## [PROBLEM]
Look over the lines below. Report each one that includes the string "text".

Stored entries

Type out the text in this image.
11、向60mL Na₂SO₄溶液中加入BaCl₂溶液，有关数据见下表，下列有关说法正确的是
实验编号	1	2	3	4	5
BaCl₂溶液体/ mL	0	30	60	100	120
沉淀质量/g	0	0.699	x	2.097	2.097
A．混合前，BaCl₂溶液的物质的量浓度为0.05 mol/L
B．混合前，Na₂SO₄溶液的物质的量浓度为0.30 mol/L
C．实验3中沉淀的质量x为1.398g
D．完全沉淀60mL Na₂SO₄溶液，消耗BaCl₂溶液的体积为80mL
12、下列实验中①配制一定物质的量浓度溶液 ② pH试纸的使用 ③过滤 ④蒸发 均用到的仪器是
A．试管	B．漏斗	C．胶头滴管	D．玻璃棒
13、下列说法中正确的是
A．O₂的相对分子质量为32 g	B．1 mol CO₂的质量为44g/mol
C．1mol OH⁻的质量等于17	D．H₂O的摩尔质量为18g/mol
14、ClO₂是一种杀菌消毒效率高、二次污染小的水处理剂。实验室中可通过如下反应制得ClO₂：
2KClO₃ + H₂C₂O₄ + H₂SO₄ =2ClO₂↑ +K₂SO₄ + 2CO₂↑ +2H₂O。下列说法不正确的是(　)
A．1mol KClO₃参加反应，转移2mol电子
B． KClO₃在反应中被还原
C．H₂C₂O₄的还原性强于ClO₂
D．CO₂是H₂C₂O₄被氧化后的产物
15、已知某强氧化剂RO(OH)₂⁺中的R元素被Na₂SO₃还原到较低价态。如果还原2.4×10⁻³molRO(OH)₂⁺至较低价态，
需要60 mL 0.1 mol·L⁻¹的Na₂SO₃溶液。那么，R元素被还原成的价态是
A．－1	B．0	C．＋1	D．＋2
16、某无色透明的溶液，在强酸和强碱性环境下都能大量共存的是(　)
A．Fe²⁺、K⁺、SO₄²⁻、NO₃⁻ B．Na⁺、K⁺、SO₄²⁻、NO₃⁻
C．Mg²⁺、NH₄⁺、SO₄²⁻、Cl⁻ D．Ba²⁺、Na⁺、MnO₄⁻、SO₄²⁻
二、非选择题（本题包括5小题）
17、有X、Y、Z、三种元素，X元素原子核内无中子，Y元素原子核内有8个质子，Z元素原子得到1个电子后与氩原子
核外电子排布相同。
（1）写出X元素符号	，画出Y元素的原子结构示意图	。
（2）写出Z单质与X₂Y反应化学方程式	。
---
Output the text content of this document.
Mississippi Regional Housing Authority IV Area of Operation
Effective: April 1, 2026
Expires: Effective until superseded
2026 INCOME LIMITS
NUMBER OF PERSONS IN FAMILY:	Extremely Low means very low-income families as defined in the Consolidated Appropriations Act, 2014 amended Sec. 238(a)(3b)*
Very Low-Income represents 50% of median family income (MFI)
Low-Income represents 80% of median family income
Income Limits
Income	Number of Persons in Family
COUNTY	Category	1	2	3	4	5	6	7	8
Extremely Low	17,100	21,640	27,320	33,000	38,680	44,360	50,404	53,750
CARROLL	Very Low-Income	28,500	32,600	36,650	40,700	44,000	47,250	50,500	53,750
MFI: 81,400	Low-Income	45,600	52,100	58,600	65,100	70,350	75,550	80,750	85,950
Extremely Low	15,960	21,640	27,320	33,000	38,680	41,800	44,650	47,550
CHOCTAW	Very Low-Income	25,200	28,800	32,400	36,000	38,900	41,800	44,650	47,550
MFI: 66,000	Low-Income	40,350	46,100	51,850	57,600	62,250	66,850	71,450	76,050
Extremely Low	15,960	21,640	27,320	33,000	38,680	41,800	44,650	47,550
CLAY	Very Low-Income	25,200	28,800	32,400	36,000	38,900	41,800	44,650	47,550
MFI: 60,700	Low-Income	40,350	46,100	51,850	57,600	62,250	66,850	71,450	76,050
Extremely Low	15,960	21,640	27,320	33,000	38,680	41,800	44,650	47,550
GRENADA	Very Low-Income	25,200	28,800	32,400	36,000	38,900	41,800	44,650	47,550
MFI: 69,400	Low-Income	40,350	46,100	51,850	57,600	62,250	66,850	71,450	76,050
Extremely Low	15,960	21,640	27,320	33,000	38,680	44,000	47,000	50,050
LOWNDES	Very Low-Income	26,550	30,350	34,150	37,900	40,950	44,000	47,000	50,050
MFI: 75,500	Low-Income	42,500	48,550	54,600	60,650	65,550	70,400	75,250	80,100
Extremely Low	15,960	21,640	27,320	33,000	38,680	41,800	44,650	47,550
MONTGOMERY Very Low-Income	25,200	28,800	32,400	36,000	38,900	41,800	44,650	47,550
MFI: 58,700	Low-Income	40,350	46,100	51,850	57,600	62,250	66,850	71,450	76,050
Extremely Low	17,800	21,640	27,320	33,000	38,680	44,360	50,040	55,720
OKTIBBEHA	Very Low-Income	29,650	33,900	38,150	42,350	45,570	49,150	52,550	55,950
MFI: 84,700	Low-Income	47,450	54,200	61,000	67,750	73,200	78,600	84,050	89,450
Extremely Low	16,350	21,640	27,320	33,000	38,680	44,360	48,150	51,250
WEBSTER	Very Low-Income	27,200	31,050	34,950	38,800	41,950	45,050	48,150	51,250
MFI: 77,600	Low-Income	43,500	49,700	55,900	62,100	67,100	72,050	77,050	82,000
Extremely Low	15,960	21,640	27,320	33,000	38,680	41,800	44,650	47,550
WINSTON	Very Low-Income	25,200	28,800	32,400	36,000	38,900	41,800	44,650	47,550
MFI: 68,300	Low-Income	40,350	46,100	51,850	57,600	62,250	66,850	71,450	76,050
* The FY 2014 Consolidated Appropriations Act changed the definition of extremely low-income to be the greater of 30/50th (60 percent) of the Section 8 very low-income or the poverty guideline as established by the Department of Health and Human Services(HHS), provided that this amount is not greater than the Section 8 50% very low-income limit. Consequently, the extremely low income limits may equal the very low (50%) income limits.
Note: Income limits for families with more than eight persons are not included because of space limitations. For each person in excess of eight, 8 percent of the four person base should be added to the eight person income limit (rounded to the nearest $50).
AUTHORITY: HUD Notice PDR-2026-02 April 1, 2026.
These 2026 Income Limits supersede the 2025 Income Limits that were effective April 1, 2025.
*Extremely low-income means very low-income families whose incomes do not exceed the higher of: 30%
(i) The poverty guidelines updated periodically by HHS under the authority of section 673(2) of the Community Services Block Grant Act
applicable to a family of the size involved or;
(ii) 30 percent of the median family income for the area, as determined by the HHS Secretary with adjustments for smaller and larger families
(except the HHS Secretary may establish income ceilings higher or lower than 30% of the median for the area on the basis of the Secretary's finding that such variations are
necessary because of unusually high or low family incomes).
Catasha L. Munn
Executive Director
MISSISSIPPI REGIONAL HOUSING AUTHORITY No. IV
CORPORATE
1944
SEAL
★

## [RESULT]
Type out the text in this image.
Output the text content of this document.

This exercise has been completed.